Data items

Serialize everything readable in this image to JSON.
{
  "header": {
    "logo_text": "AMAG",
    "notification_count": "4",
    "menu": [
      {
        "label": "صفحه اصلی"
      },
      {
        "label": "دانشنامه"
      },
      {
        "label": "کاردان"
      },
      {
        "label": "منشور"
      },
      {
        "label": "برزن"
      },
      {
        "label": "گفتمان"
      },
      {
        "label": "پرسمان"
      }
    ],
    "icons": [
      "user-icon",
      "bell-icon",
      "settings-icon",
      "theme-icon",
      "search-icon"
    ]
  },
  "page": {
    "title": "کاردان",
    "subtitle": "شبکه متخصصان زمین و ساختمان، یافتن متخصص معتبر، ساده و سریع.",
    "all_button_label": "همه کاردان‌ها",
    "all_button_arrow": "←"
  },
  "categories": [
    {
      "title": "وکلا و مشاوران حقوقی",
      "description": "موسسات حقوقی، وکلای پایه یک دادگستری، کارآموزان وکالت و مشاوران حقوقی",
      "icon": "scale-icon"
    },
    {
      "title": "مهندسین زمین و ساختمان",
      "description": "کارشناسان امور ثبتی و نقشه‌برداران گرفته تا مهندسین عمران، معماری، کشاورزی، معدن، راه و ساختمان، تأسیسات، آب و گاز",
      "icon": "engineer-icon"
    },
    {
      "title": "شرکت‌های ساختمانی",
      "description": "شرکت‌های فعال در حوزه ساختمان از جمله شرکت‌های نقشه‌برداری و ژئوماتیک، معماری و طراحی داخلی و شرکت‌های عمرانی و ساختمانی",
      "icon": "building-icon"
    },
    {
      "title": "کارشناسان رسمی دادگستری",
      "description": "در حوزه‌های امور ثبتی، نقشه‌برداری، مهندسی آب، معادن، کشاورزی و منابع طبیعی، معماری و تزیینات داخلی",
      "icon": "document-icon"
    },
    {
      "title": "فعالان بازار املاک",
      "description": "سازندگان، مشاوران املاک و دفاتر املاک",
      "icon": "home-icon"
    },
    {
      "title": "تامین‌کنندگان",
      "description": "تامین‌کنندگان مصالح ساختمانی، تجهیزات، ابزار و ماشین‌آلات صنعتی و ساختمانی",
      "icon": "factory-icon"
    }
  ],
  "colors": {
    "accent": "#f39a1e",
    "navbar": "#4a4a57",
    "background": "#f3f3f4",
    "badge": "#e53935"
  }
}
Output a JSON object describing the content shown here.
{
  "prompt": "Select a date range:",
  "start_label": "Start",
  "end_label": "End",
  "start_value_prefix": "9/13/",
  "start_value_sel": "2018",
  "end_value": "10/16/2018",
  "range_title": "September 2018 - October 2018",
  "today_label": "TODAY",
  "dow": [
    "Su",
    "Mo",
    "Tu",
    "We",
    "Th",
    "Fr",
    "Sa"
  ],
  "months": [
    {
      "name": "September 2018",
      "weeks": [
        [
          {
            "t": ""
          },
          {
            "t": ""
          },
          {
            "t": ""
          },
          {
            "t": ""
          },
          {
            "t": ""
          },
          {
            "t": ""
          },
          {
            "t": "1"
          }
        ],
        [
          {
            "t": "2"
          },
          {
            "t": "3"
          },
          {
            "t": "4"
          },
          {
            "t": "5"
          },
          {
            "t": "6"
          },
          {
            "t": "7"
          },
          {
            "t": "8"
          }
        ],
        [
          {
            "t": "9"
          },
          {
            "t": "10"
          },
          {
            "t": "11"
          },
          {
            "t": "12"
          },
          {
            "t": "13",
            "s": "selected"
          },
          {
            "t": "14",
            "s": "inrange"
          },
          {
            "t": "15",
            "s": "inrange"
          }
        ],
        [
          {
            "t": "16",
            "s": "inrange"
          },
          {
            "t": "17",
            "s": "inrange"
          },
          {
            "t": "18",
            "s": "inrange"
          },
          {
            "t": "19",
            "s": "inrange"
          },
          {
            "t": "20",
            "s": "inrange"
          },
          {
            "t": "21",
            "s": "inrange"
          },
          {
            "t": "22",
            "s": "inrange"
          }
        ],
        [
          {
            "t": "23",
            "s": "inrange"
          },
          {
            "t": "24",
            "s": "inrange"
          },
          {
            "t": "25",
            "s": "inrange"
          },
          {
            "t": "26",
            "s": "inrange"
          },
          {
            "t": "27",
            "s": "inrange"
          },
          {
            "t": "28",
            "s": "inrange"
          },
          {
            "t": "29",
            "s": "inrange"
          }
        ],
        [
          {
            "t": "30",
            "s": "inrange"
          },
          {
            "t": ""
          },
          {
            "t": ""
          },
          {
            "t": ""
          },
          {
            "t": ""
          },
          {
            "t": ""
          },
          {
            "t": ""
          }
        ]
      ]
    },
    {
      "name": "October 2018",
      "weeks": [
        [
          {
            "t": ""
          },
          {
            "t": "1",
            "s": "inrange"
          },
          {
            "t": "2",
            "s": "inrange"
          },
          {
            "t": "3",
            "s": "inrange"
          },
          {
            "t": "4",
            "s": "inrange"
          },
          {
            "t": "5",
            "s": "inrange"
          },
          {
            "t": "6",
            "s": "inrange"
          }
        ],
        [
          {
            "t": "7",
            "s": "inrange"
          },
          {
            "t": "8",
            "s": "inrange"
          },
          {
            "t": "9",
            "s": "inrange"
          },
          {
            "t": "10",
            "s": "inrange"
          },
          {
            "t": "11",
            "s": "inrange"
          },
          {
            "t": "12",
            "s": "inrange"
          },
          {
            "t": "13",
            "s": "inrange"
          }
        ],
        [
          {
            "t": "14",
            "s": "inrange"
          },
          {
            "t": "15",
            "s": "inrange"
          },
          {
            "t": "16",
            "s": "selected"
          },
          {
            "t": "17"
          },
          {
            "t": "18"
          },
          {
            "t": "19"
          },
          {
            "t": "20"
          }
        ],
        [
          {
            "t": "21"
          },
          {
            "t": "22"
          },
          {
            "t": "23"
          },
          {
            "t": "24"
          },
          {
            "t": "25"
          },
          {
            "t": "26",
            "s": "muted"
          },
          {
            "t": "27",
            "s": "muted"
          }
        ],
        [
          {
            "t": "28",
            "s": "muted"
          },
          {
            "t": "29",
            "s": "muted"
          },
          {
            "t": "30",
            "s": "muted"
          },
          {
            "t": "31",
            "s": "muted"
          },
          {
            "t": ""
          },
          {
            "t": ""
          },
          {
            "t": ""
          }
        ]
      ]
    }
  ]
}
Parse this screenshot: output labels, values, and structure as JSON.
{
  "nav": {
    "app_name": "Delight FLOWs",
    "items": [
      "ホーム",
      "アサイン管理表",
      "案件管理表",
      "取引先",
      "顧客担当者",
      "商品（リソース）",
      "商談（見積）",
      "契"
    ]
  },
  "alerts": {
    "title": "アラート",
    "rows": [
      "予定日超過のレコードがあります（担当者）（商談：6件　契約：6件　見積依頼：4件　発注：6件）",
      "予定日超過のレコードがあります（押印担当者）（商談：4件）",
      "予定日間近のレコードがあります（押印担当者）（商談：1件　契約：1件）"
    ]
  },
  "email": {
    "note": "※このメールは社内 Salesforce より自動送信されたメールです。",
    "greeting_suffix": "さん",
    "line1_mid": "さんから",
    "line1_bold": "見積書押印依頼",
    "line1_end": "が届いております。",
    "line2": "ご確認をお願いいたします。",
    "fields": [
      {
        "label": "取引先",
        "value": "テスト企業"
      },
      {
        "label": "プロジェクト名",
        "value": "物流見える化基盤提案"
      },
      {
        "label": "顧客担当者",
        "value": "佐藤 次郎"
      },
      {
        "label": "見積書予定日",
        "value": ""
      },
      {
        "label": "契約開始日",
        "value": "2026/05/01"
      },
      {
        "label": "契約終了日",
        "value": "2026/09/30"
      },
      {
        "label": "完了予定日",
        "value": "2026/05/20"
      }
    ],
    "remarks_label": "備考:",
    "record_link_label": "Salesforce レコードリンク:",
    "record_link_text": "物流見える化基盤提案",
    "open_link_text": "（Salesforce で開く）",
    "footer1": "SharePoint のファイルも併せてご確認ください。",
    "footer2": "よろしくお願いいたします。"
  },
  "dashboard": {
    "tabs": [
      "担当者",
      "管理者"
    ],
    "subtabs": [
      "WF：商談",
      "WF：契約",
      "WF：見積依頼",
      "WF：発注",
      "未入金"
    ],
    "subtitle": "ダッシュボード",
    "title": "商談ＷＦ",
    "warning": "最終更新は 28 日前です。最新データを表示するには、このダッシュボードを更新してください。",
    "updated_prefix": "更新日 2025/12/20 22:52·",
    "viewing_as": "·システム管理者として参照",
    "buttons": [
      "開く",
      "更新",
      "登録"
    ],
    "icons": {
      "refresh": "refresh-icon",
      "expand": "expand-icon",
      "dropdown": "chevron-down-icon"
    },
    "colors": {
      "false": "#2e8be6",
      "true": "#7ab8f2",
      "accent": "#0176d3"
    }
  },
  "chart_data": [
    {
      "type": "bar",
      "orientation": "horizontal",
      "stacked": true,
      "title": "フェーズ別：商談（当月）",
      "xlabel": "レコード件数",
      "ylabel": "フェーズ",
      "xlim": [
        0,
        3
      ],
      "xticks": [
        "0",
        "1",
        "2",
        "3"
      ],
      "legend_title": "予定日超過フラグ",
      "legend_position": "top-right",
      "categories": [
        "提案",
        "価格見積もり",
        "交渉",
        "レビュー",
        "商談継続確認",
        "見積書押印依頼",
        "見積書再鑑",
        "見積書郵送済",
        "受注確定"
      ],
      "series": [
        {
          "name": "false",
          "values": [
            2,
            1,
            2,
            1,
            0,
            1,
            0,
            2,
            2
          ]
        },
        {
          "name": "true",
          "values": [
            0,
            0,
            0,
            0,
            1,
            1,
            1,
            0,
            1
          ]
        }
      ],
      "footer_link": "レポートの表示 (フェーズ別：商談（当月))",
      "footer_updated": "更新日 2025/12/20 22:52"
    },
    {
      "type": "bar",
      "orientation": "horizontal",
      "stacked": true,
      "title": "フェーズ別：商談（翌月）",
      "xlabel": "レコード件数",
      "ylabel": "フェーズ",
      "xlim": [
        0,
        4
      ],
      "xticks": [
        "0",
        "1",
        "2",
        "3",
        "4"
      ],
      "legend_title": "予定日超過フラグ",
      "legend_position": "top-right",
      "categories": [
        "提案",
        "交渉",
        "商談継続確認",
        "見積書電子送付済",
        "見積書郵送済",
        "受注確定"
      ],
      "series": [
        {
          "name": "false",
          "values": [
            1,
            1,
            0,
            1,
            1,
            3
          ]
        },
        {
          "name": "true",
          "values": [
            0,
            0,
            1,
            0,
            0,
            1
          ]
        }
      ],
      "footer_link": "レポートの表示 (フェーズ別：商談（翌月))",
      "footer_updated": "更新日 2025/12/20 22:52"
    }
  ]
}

§ **Goal of the exercise**
Please list every line of the records that contains "見積依頼".

§ **Solution to the problem**
      "予定日超過のレコードがあります（担当者）（商談：6件　契約：6件　見積依頼：4件　発注：6件）",
      "WF：見積依頼",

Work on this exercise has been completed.